■ Direction
All records must be quoted exactly. Omit the pictures.
═══
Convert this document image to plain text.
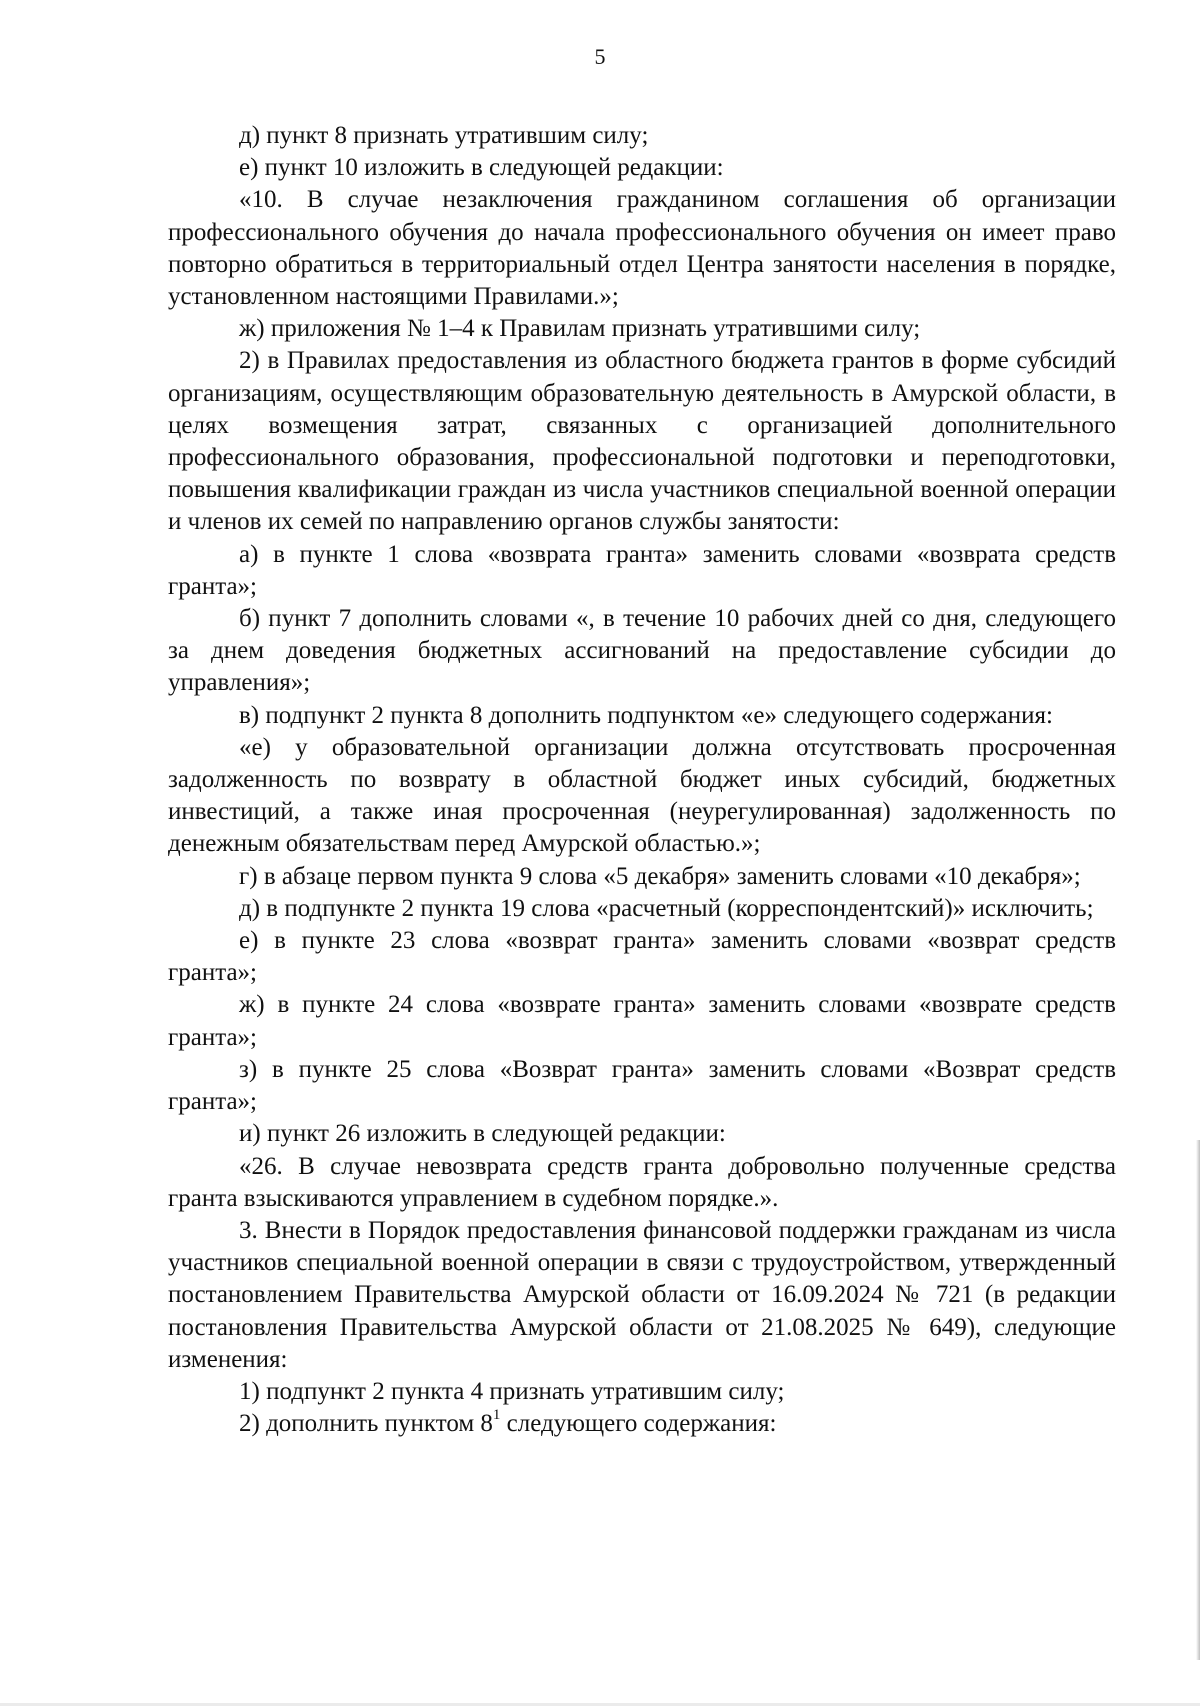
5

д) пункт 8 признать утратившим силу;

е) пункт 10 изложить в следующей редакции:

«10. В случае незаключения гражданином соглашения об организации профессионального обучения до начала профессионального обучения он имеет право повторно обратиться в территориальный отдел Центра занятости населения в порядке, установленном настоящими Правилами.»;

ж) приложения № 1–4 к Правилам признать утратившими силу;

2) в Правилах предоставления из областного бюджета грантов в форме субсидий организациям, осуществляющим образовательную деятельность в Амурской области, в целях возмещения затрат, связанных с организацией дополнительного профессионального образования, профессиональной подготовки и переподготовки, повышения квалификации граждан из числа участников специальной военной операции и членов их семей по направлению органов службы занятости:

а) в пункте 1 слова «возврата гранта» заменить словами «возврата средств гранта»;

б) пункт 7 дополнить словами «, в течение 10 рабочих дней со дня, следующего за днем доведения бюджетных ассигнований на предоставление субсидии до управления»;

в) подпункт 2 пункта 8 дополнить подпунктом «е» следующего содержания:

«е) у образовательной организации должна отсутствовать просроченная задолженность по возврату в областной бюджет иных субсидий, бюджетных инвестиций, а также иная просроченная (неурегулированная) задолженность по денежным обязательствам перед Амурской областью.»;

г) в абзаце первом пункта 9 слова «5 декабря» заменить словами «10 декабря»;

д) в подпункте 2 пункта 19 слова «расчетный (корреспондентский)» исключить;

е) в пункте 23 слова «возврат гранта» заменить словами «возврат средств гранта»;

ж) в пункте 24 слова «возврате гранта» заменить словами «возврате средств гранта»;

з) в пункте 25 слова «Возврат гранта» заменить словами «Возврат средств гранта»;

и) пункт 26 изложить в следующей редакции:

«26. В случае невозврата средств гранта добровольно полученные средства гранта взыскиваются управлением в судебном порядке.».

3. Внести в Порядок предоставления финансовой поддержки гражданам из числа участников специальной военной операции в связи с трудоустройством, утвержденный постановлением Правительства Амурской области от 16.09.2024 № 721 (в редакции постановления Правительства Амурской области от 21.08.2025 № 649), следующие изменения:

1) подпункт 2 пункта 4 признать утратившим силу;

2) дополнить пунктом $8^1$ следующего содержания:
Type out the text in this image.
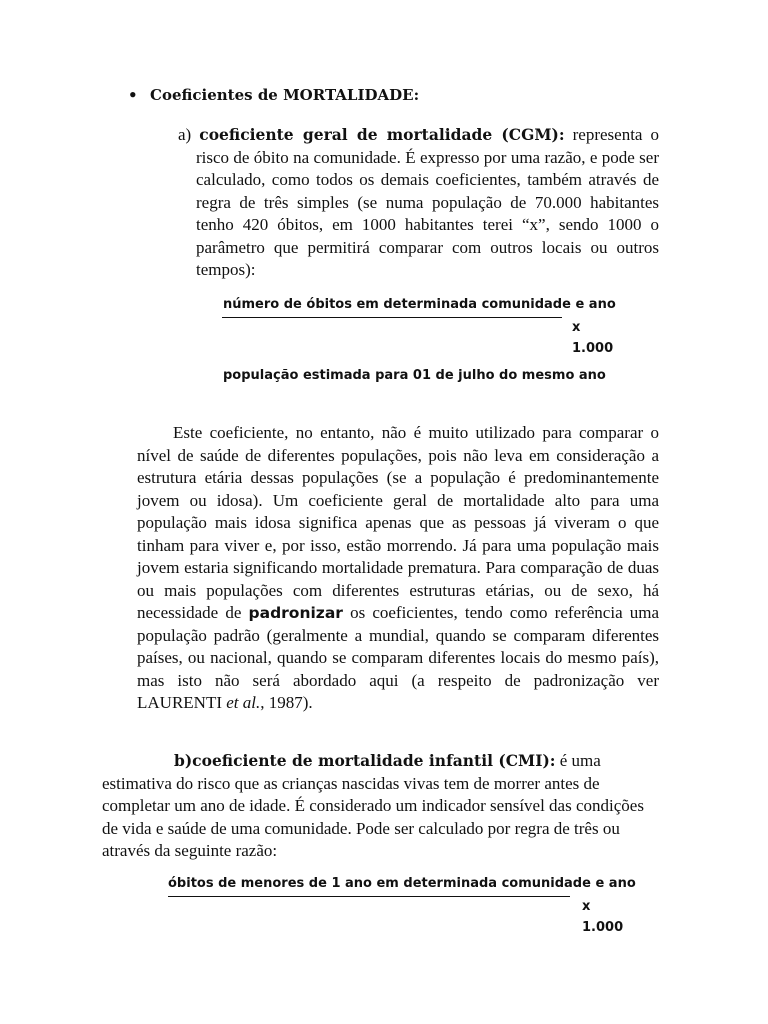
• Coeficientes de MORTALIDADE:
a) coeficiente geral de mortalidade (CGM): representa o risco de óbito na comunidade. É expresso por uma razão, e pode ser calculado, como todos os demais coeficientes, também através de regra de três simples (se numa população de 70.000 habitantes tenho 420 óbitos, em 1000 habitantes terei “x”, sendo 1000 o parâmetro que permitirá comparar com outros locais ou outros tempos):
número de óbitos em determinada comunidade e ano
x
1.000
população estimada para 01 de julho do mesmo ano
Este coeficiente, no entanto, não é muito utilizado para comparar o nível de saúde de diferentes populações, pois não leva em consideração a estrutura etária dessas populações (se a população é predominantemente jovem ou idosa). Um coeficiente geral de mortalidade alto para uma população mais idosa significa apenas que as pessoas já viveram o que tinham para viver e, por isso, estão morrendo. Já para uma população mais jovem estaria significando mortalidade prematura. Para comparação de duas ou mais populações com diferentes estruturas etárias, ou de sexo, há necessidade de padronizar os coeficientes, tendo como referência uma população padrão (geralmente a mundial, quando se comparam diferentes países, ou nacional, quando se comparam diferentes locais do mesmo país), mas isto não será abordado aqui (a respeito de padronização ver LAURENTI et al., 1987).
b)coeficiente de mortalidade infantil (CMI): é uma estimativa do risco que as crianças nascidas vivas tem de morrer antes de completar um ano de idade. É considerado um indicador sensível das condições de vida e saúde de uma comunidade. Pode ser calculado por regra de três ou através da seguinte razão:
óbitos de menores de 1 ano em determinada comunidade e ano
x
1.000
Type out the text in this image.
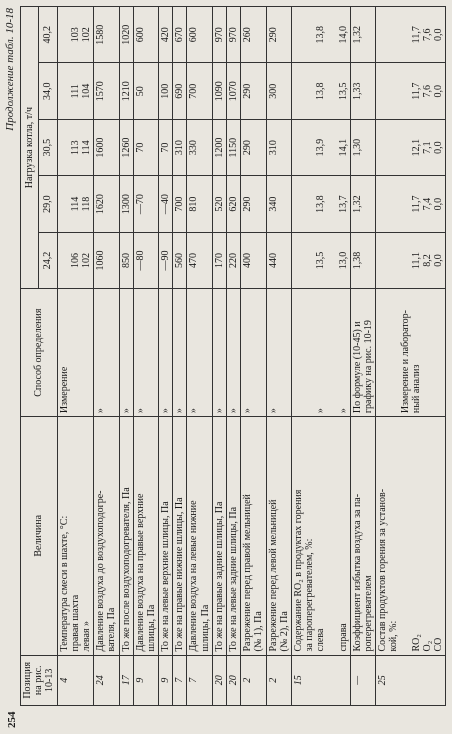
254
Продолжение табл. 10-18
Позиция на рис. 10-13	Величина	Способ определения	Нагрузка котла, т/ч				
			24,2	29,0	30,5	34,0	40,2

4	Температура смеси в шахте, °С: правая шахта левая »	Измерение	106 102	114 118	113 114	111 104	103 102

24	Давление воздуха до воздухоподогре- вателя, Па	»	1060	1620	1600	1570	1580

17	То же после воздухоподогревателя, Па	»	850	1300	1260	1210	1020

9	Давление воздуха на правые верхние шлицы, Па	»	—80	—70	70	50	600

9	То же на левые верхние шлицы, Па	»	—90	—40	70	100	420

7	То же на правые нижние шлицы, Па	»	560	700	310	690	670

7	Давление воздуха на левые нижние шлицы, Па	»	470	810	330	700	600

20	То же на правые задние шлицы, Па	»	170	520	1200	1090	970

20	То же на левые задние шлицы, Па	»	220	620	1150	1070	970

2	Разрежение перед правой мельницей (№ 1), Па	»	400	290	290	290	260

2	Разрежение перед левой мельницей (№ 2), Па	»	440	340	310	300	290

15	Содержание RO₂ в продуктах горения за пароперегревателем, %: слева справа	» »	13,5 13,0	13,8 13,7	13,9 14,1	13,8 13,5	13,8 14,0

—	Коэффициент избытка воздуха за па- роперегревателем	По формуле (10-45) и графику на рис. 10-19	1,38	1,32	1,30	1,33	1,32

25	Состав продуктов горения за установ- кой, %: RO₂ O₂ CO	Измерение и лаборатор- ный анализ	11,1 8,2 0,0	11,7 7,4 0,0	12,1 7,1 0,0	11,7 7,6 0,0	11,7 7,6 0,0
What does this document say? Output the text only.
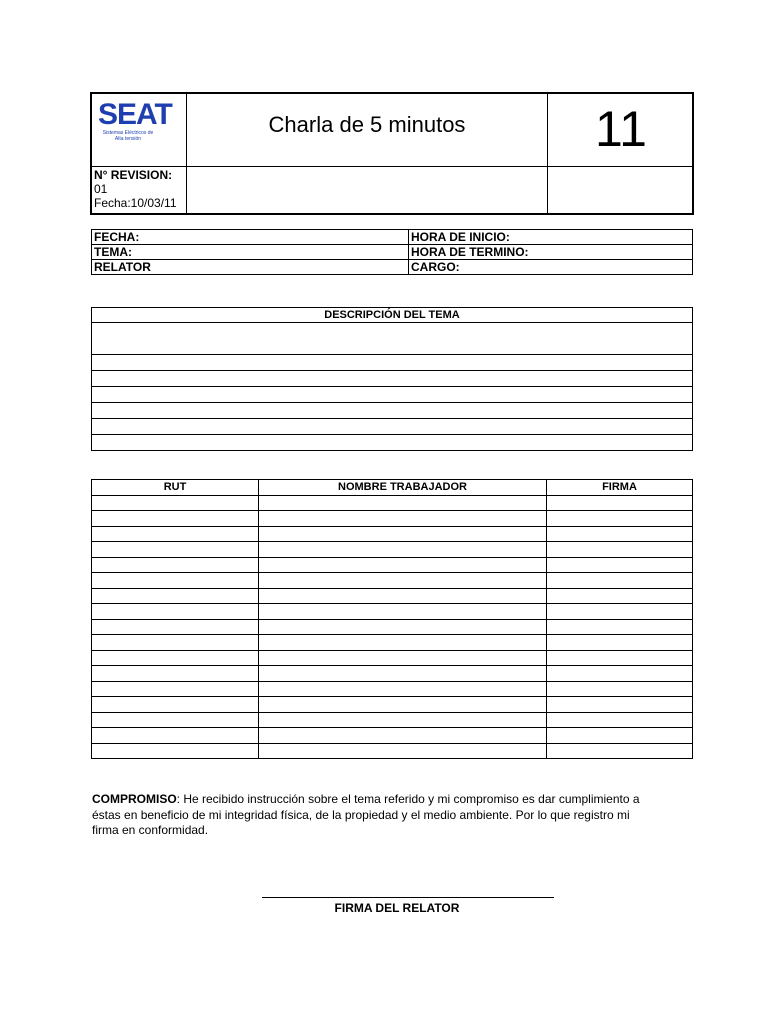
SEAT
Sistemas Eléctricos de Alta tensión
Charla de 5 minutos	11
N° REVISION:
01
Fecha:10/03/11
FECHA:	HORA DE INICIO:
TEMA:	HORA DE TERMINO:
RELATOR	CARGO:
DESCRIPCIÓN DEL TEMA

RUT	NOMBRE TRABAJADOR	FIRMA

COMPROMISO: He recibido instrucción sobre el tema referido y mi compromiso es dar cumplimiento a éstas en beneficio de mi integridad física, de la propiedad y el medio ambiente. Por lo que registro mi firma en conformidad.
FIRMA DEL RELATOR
═══
■ Task response
Convert this document image to plain text.
5

д) пункт 8 признать утратившим силу;

е) пункт 10 изложить в следующей редакции:

«10. В случае незаключения гражданином соглашения об организации профессионального обучения до начала профессионального обучения он имеет право повторно обратиться в территориальный отдел Центра занятости населения в порядке, установленном настоящими Правилами.»;

ж) приложения № 1–4 к Правилам признать утратившими силу;

2) в Правилах предоставления из областного бюджета грантов в форме субсидий организациям, осуществляющим образовательную деятельность в Амурской области, в целях возмещения затрат, связанных с организацией дополнительного профессионального образования, профессиональной подготовки и переподготовки, повышения квалификации граждан из числа участников специальной военной операции и членов их семей по направлению органов службы занятости:

а) в пункте 1 слова «возврата гранта» заменить словами «возврата средств гранта»;

б) пункт 7 дополнить словами «, в течение 10 рабочих дней со дня, следующего за днем доведения бюджетных ассигнований на предоставление субсидии до управления»;

в) подпункт 2 пункта 8 дополнить подпунктом «е» следующего содержания:

«е) у образовательной организации должна отсутствовать просроченная задолженность по возврату в областной бюджет иных субсидий, бюджетных инвестиций, а также иная просроченная (неурегулированная) задолженность по денежным обязательствам перед Амурской областью.»;

г) в абзаце первом пункта 9 слова «5 декабря» заменить словами «10 декабря»;

д) в подпункте 2 пункта 19 слова «расчетный (корреспондентский)» исключить;

е) в пункте 23 слова «возврат гранта» заменить словами «возврат средств гранта»;

ж) в пункте 24 слова «возврате гранта» заменить словами «возврате средств гранта»;

з) в пункте 25 слова «Возврат гранта» заменить словами «Возврат средств гранта»;

и) пункт 26 изложить в следующей редакции:

«26. В случае невозврата средств гранта добровольно полученные средства гранта взыскиваются управлением в судебном порядке.».

3. Внести в Порядок предоставления финансовой поддержки гражданам из числа участников специальной военной операции в связи с трудоустройством, утвержденный постановлением Правительства Амурской области от 16.09.2024 № 721 (в редакции постановления Правительства Амурской области от 21.08.2025 № 649), следующие изменения:

1) подпункт 2 пункта 4 признать утратившим силу;

2) дополнить пунктом $8^1$ следующего содержания:
Type out the text in this image.
• Coeficientes de MORTALIDADE:
a) coeficiente geral de mortalidade (CGM): representa o risco de óbito na comunidade. É expresso por uma razão, e pode ser calculado, como todos os demais coeficientes, também através de regra de três simples (se numa população de 70.000 habitantes tenho 420 óbitos, em 1000 habitantes terei “x”, sendo 1000 o parâmetro que permitirá comparar com outros locais ou outros tempos):
número de óbitos em determinada comunidade e ano
x
1.000
população estimada para 01 de julho do mesmo ano
Este coeficiente, no entanto, não é muito utilizado para comparar o nível de saúde de diferentes populações, pois não leva em consideração a estrutura etária dessas populações (se a população é predominantemente jovem ou idosa). Um coeficiente geral de mortalidade alto para uma população mais idosa significa apenas que as pessoas já viveram o que tinham para viver e, por isso, estão morrendo. Já para uma população mais jovem estaria significando mortalidade prematura. Para comparação de duas ou mais populações com diferentes estruturas etárias, ou de sexo, há necessidade de padronizar os coeficientes, tendo como referência uma população padrão (geralmente a mundial, quando se comparam diferentes países, ou nacional, quando se comparam diferentes locais do mesmo país), mas isto não será abordado aqui (a respeito de padronização ver LAURENTI et al., 1987).
b)coeficiente de mortalidade infantil (CMI): é uma estimativa do risco que as crianças nascidas vivas tem de morrer antes de completar um ano de idade. É considerado um indicador sensível das condições de vida e saúde de uma comunidade. Pode ser calculado por regra de três ou através da seguinte razão:
óbitos de menores de 1 ano em determinada comunidade e ano
x
1.000
Type out the text in this image.
254
Продолжение табл. 10-18
Позиция на рис. 10-13	Величина	Способ определения	Нагрузка котла, т/ч				
			24,2	29,0	30,5	34,0	40,2

4	Температура смеси в шахте, °С: правая шахта левая »	Измерение	106 102	114 118	113 114	111 104	103 102

24	Давление воздуха до воздухоподогре- вателя, Па	»	1060	1620	1600	1570	1580

17	То же после воздухоподогревателя, Па	»	850	1300	1260	1210	1020

9	Давление воздуха на правые верхние шлицы, Па	»	—80	—70	70	50	600

9	То же на левые верхние шлицы, Па	»	—90	—40	70	100	420

7	То же на правые нижние шлицы, Па	»	560	700	310	690	670

7	Давление воздуха на левые нижние шлицы, Па	»	470	810	330	700	600

20	То же на правые задние шлицы, Па	»	170	520	1200	1090	970

20	То же на левые задние шлицы, Па	»	220	620	1150	1070	970

2	Разрежение перед правой мельницей (№ 1), Па	»	400	290	290	290	260

2	Разрежение перед левой мельницей (№ 2), Па	»	440	340	310	300	290

15	Содержание RO₂ в продуктах горения за пароперегревателем, %: слева справа	» »	13,5 13,0	13,8 13,7	13,9 14,1	13,8 13,5	13,8 14,0

—	Коэффициент избытка воздуха за па- роперегревателем	По формуле (10-45) и графику на рис. 10-19	1,38	1,32	1,30	1,33	1,32

25	Состав продуктов горения за установ- кой, %: RO₂ O₂ CO	Измерение и лаборатор- ный анализ	11,1 8,2 0,0	11,7 7,4 0,0	12,1 7,1 0,0	11,7 7,6 0,0	11,7 7,6 0,0
What does this document say? Output the text only.
SEAT
Sistemas Eléctricos de Alta tensión
Charla de 5 minutos	11
N° REVISION:
01
Fecha:10/03/11
FECHA:	HORA DE INICIO:
TEMA:	HORA DE TERMINO:
RELATOR	CARGO:
DESCRIPCIÓN DEL TEMA

RUT	NOMBRE TRABAJADOR	FIRMA

COMPROMISO: He recibido instrucción sobre el tema referido y mi compromiso es dar cumplimiento a éstas en beneficio de mi integridad física, de la propiedad y el medio ambiente. Por lo que registro mi firma en conformidad.
FIRMA DEL RELATOR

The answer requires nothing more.